> **GOAL**
The records below must be copied in full; omit the images.
##########
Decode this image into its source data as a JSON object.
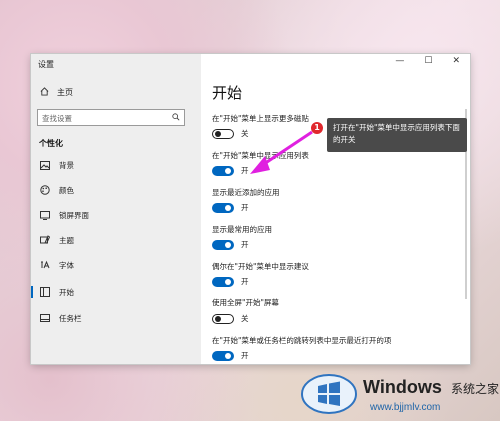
{
  "window": {
    "title": "设置"
  },
  "sidebar": {
    "home_label": "主页",
    "search_placeholder": "查找设置",
    "section_heading": "个性化",
    "items": [
      {
        "icon": "image-icon",
        "label": "背景"
      },
      {
        "icon": "palette-icon",
        "label": "颜色"
      },
      {
        "icon": "lock-screen-icon",
        "label": "锁屏界面"
      },
      {
        "icon": "theme-icon",
        "label": "主题"
      },
      {
        "icon": "font-icon",
        "label": "字体"
      },
      {
        "icon": "start-icon",
        "label": "开始",
        "selected": true
      },
      {
        "icon": "taskbar-icon",
        "label": "任务栏"
      }
    ]
  },
  "titlebar_buttons": [
    "—",
    "☐",
    "✕"
  ],
  "main": {
    "title": "开始",
    "settings": [
      {
        "label": "在\"开始\"菜单上显示更多磁贴",
        "state": "关",
        "on": false
      },
      {
        "label": "在\"开始\"菜单中显示应用列表",
        "state": "开",
        "on": true
      },
      {
        "label": "显示最近添加的应用",
        "state": "开",
        "on": true
      },
      {
        "label": "显示最常用的应用",
        "state": "开",
        "on": true
      },
      {
        "label": "偶尔在\"开始\"菜单中显示建议",
        "state": "开",
        "on": true
      },
      {
        "label": "使用全屏\"开始\"屏幕",
        "state": "关",
        "on": false
      },
      {
        "label": "在\"开始\"菜单或任务栏的跳转列表中显示最近打开的项",
        "state": "开",
        "on": true
      }
    ]
  },
  "annotation": {
    "badge": "1",
    "text": "打开在\"开始\"菜单中显示应用列表下面的开关",
    "color": "#e0282d",
    "arrow_color": "#e020e0"
  },
  "watermark": {
    "brand": "Windows",
    "suffix": "系统之家",
    "url": "www.bjjmlv.com"
  },
  "colors": {
    "accent": "#0067c0"
  }
}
##########
> **FULL OUTPUT**
Decode this image into its source data as a JSON object.
{
  "window": {
    "title": "设置"
  },
  "sidebar": {
    "home_label": "主页",
    "search_placeholder": "查找设置",
    "section_heading": "个性化",
    "items": [
      {
        "icon": "image-icon",
        "label": "背景"
      },
      {
        "icon": "palette-icon",
        "label": "颜色"
      },
      {
        "icon": "lock-screen-icon",
        "label": "锁屏界面"
      },
      {
        "icon": "theme-icon",
        "label": "主题"
      },
      {
        "icon": "font-icon",
        "label": "字体"
      },
      {
        "icon": "start-icon",
        "label": "开始",
        "selected": true
      },
      {
        "icon": "taskbar-icon",
        "label": "任务栏"
      }
    ]
  },
  "titlebar_buttons": [
    "—",
    "☐",
    "✕"
  ],
  "main": {
    "title": "开始",
    "settings": [
      {
        "label": "在\"开始\"菜单上显示更多磁贴",
        "state": "关",
        "on": false
      },
      {
        "label": "在\"开始\"菜单中显示应用列表",
        "state": "开",
        "on": true
      },
      {
        "label": "显示最近添加的应用",
        "state": "开",
        "on": true
      },
      {
        "label": "显示最常用的应用",
        "state": "开",
        "on": true
      },
      {
        "label": "偶尔在\"开始\"菜单中显示建议",
        "state": "开",
        "on": true
      },
      {
        "label": "使用全屏\"开始\"屏幕",
        "state": "关",
        "on": false
      },
      {
        "label": "在\"开始\"菜单或任务栏的跳转列表中显示最近打开的项",
        "state": "开",
        "on": true
      }
    ]
  },
  "annotation": {
    "badge": "1",
    "text": "打开在\"开始\"菜单中显示应用列表下面的开关",
    "color": "#e0282d",
    "arrow_color": "#e020e0"
  },
  "watermark": {
    "brand": "Windows",
    "suffix": "系统之家",
    "url": "www.bjjmlv.com"
  },
  "colors": {
    "accent": "#0067c0"
  }
}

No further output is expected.